Set every record down verbatim and omit the pictures.

--- Start ---

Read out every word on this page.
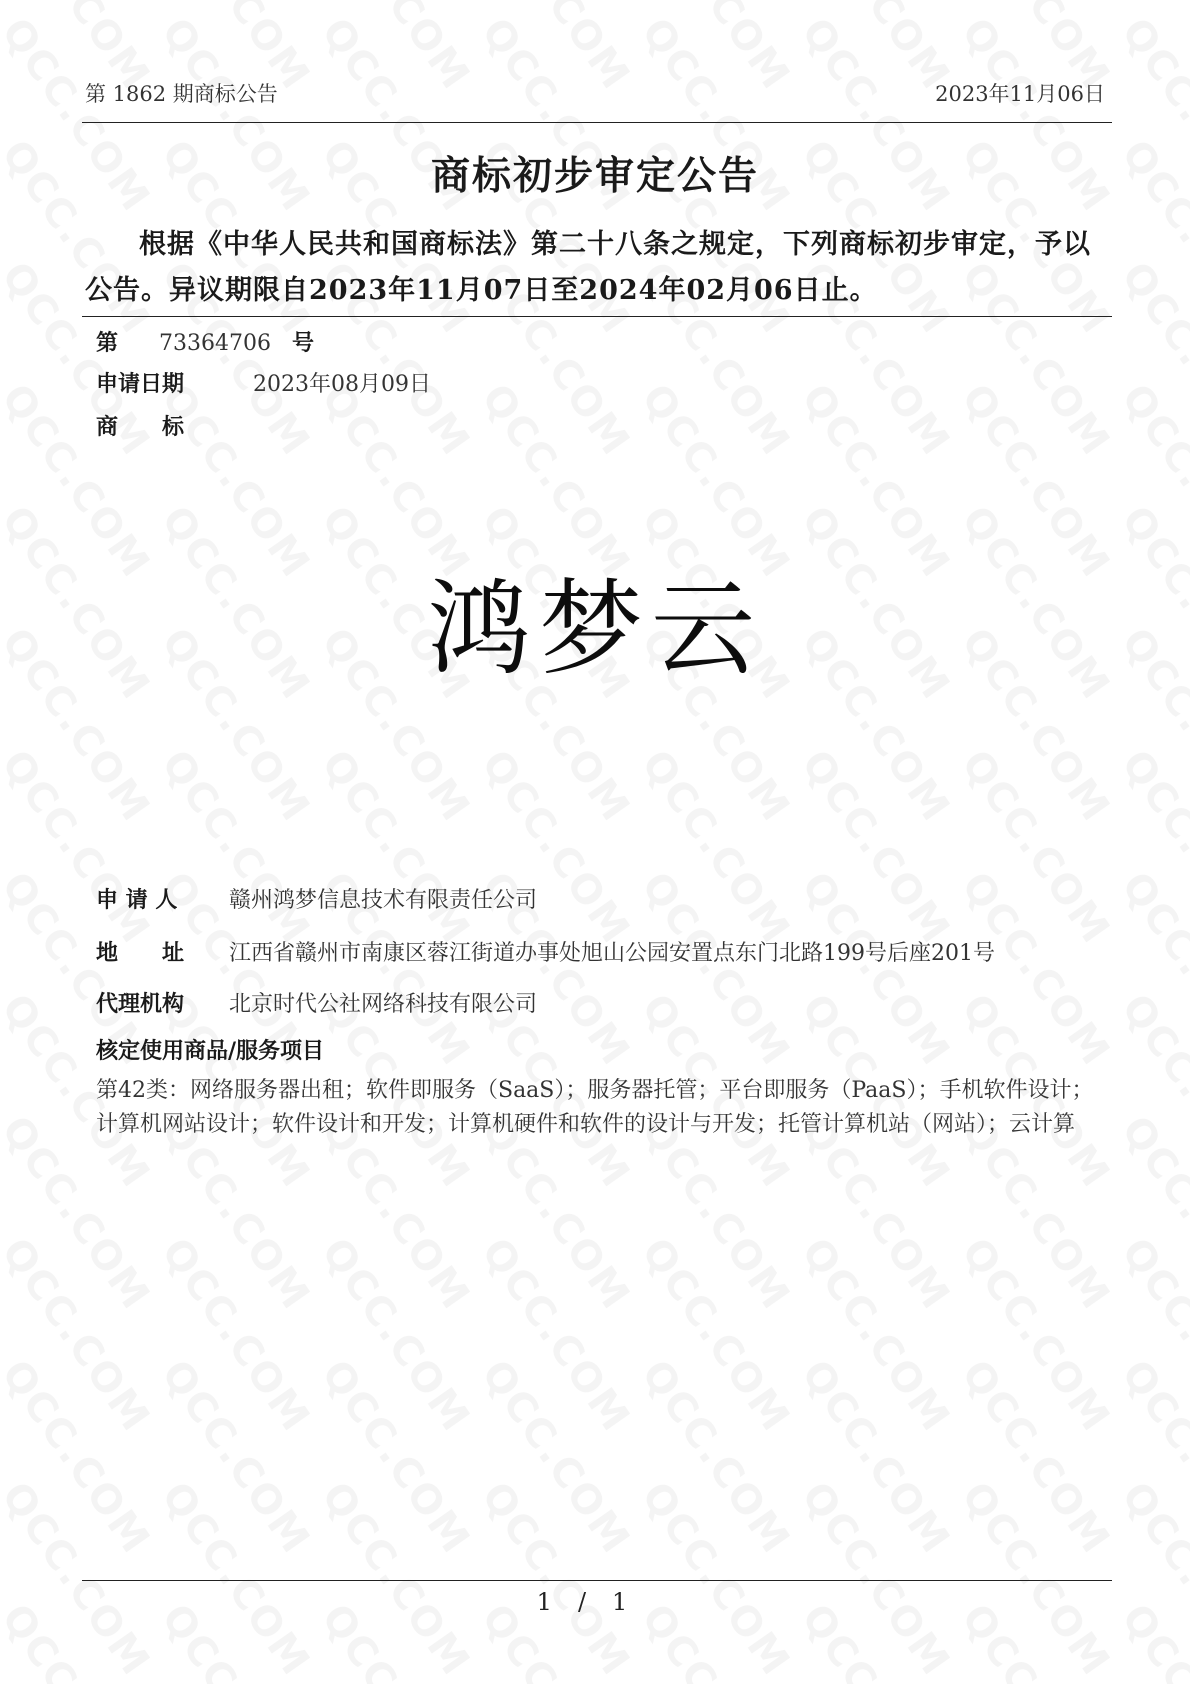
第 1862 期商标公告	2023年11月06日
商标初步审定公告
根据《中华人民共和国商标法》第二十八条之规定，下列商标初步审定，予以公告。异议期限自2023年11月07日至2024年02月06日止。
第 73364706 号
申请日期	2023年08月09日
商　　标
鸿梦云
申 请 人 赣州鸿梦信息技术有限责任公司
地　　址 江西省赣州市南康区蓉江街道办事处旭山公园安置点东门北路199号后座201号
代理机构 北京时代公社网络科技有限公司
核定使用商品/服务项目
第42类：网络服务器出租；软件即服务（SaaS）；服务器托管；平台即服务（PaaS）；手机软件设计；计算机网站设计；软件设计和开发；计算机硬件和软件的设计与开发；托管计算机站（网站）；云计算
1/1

--- End ---

- _TASK SOLUTION_:
Read out every word on this page.
第 1862 期商标公告	2023年11月06日
商标初步审定公告
根据《中华人民共和国商标法》第二十八条之规定，下列商标初步审定，予以公告。异议期限自2023年11月07日至2024年02月06日止。
第 73364706 号
申请日期	2023年08月09日
商　　标
鸿梦云
申 请 人 赣州鸿梦信息技术有限责任公司
地　　址 江西省赣州市南康区蓉江街道办事处旭山公园安置点东门北路199号后座201号
代理机构 北京时代公社网络科技有限公司
核定使用商品/服务项目
第42类：网络服务器出租；软件即服务（SaaS）；服务器托管；平台即服务（PaaS）；手机软件设计；计算机网站设计；软件设计和开发；计算机硬件和软件的设计与开发；托管计算机站（网站）；云计算
1/1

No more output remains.